┌────────
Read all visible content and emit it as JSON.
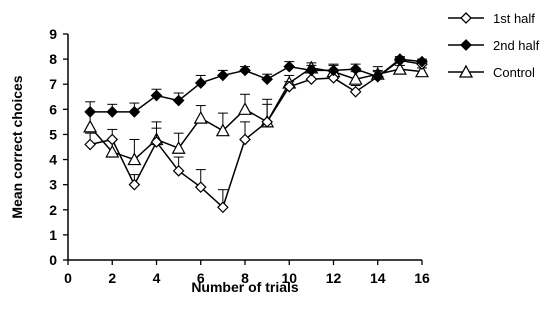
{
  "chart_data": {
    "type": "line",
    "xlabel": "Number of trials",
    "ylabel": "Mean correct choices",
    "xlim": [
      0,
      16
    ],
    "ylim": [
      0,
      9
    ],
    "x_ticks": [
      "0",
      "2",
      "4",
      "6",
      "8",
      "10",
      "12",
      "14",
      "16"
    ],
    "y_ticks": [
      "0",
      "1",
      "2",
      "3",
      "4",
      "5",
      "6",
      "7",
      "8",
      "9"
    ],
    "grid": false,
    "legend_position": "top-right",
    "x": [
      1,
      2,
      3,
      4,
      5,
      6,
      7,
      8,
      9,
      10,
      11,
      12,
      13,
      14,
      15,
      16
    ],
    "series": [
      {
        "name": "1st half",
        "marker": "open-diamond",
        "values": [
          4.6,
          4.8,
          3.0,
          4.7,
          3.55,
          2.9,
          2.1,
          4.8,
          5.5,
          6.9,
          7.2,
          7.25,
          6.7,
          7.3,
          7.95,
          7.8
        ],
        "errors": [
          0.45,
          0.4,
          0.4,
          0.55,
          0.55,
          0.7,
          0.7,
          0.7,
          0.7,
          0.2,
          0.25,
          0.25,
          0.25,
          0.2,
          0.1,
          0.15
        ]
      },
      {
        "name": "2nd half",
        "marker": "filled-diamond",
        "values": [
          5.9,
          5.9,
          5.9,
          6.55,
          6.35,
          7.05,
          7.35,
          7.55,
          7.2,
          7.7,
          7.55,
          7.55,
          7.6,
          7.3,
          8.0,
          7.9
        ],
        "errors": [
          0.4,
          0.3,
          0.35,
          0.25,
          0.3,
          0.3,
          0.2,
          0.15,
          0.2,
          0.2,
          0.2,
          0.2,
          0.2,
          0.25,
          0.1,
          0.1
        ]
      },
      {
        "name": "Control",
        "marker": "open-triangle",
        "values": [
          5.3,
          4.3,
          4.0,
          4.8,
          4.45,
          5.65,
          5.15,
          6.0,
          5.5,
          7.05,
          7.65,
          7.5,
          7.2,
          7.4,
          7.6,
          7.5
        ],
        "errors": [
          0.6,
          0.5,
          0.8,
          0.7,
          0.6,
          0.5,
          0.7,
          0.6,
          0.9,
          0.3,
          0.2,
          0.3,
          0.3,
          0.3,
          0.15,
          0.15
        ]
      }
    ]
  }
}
└────────
-- Given exercise --
What is needed is an exact reproduction of the data, pictures excluded.

-- Worked answer --
Read all visible content and emit it as JSON.
{
  "chart_data": {
    "type": "line",
    "xlabel": "Number of trials",
    "ylabel": "Mean correct choices",
    "xlim": [
      0,
      16
    ],
    "ylim": [
      0,
      9
    ],
    "x_ticks": [
      "0",
      "2",
      "4",
      "6",
      "8",
      "10",
      "12",
      "14",
      "16"
    ],
    "y_ticks": [
      "0",
      "1",
      "2",
      "3",
      "4",
      "5",
      "6",
      "7",
      "8",
      "9"
    ],
    "grid": false,
    "legend_position": "top-right",
    "x": [
      1,
      2,
      3,
      4,
      5,
      6,
      7,
      8,
      9,
      10,
      11,
      12,
      13,
      14,
      15,
      16
    ],
    "series": [
      {
        "name": "1st half",
        "marker": "open-diamond",
        "values": [
          4.6,
          4.8,
          3.0,
          4.7,
          3.55,
          2.9,
          2.1,
          4.8,
          5.5,
          6.9,
          7.2,
          7.25,
          6.7,
          7.3,
          7.95,
          7.8
        ],
        "errors": [
          0.45,
          0.4,
          0.4,
          0.55,
          0.55,
          0.7,
          0.7,
          0.7,
          0.7,
          0.2,
          0.25,
          0.25,
          0.25,
          0.2,
          0.1,
          0.15
        ]
      },
      {
        "name": "2nd half",
        "marker": "filled-diamond",
        "values": [
          5.9,
          5.9,
          5.9,
          6.55,
          6.35,
          7.05,
          7.35,
          7.55,
          7.2,
          7.7,
          7.55,
          7.55,
          7.6,
          7.3,
          8.0,
          7.9
        ],
        "errors": [
          0.4,
          0.3,
          0.35,
          0.25,
          0.3,
          0.3,
          0.2,
          0.15,
          0.2,
          0.2,
          0.2,
          0.2,
          0.2,
          0.25,
          0.1,
          0.1
        ]
      },
      {
        "name": "Control",
        "marker": "open-triangle",
        "values": [
          5.3,
          4.3,
          4.0,
          4.8,
          4.45,
          5.65,
          5.15,
          6.0,
          5.5,
          7.05,
          7.65,
          7.5,
          7.2,
          7.4,
          7.6,
          7.5
        ],
        "errors": [
          0.6,
          0.5,
          0.8,
          0.7,
          0.6,
          0.5,
          0.7,
          0.6,
          0.9,
          0.3,
          0.2,
          0.3,
          0.3,
          0.3,
          0.15,
          0.15
        ]
      }
    ]
  }
}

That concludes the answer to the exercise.